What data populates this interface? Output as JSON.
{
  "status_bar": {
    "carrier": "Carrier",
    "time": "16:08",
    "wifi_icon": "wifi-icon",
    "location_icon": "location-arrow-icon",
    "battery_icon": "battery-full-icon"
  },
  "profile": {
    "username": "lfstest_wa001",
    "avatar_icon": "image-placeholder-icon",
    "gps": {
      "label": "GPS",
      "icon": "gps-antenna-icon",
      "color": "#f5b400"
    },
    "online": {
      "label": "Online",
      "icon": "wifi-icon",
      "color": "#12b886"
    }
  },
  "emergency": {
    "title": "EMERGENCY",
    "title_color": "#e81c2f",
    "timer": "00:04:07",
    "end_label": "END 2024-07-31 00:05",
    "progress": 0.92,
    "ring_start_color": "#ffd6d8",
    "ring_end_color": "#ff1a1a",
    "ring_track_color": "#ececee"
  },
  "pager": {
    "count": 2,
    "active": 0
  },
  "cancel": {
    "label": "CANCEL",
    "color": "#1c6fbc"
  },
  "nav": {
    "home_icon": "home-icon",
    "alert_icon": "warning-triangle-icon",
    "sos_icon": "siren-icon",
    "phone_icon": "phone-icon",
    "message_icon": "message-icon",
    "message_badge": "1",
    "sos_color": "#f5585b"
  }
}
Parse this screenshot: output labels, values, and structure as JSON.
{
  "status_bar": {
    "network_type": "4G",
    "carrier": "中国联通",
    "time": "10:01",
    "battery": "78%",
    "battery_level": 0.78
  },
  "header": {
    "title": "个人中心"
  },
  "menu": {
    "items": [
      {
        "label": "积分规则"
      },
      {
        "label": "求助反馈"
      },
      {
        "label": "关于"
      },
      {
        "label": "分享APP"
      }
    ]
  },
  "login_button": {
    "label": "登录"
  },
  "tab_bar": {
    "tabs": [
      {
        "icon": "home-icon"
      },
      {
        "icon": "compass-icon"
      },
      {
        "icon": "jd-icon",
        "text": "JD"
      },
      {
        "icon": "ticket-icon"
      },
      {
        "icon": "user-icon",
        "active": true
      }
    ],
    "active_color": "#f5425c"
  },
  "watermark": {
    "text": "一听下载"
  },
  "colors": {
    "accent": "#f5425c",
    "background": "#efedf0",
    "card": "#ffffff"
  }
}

..............................

### [REQUEST]
Output every line above without altering anything.

### [EXERCISE RESULT]
What data populates this interface? Output as JSON.
{
  "status_bar": {
    "carrier": "Carrier",
    "time": "16:08",
    "wifi_icon": "wifi-icon",
    "location_icon": "location-arrow-icon",
    "battery_icon": "battery-full-icon"
  },
  "profile": {
    "username": "lfstest_wa001",
    "avatar_icon": "image-placeholder-icon",
    "gps": {
      "label": "GPS",
      "icon": "gps-antenna-icon",
      "color": "#f5b400"
    },
    "online": {
      "label": "Online",
      "icon": "wifi-icon",
      "color": "#12b886"
    }
  },
  "emergency": {
    "title": "EMERGENCY",
    "title_color": "#e81c2f",
    "timer": "00:04:07",
    "end_label": "END 2024-07-31 00:05",
    "progress": 0.92,
    "ring_start_color": "#ffd6d8",
    "ring_end_color": "#ff1a1a",
    "ring_track_color": "#ececee"
  },
  "pager": {
    "count": 2,
    "active": 0
  },
  "cancel": {
    "label": "CANCEL",
    "color": "#1c6fbc"
  },
  "nav": {
    "home_icon": "home-icon",
    "alert_icon": "warning-triangle-icon",
    "sos_icon": "siren-icon",
    "phone_icon": "phone-icon",
    "message_icon": "message-icon",
    "message_badge": "1",
    "sos_color": "#f5585b"
  }
}
Parse this screenshot: output labels, values, and structure as JSON.
{
  "status_bar": {
    "network_type": "4G",
    "carrier": "中国联通",
    "time": "10:01",
    "battery": "78%",
    "battery_level": 0.78
  },
  "header": {
    "title": "个人中心"
  },
  "menu": {
    "items": [
      {
        "label": "积分规则"
      },
      {
        "label": "求助反馈"
      },
      {
        "label": "关于"
      },
      {
        "label": "分享APP"
      }
    ]
  },
  "login_button": {
    "label": "登录"
  },
  "tab_bar": {
    "tabs": [
      {
        "icon": "home-icon"
      },
      {
        "icon": "compass-icon"
      },
      {
        "icon": "jd-icon",
        "text": "JD"
      },
      {
        "icon": "ticket-icon"
      },
      {
        "icon": "user-icon",
        "active": true
      }
    ],
    "active_color": "#f5425c"
  },
  "watermark": {
    "text": "一听下载"
  },
  "colors": {
    "accent": "#f5425c",
    "background": "#efedf0",
    "card": "#ffffff"
  }
}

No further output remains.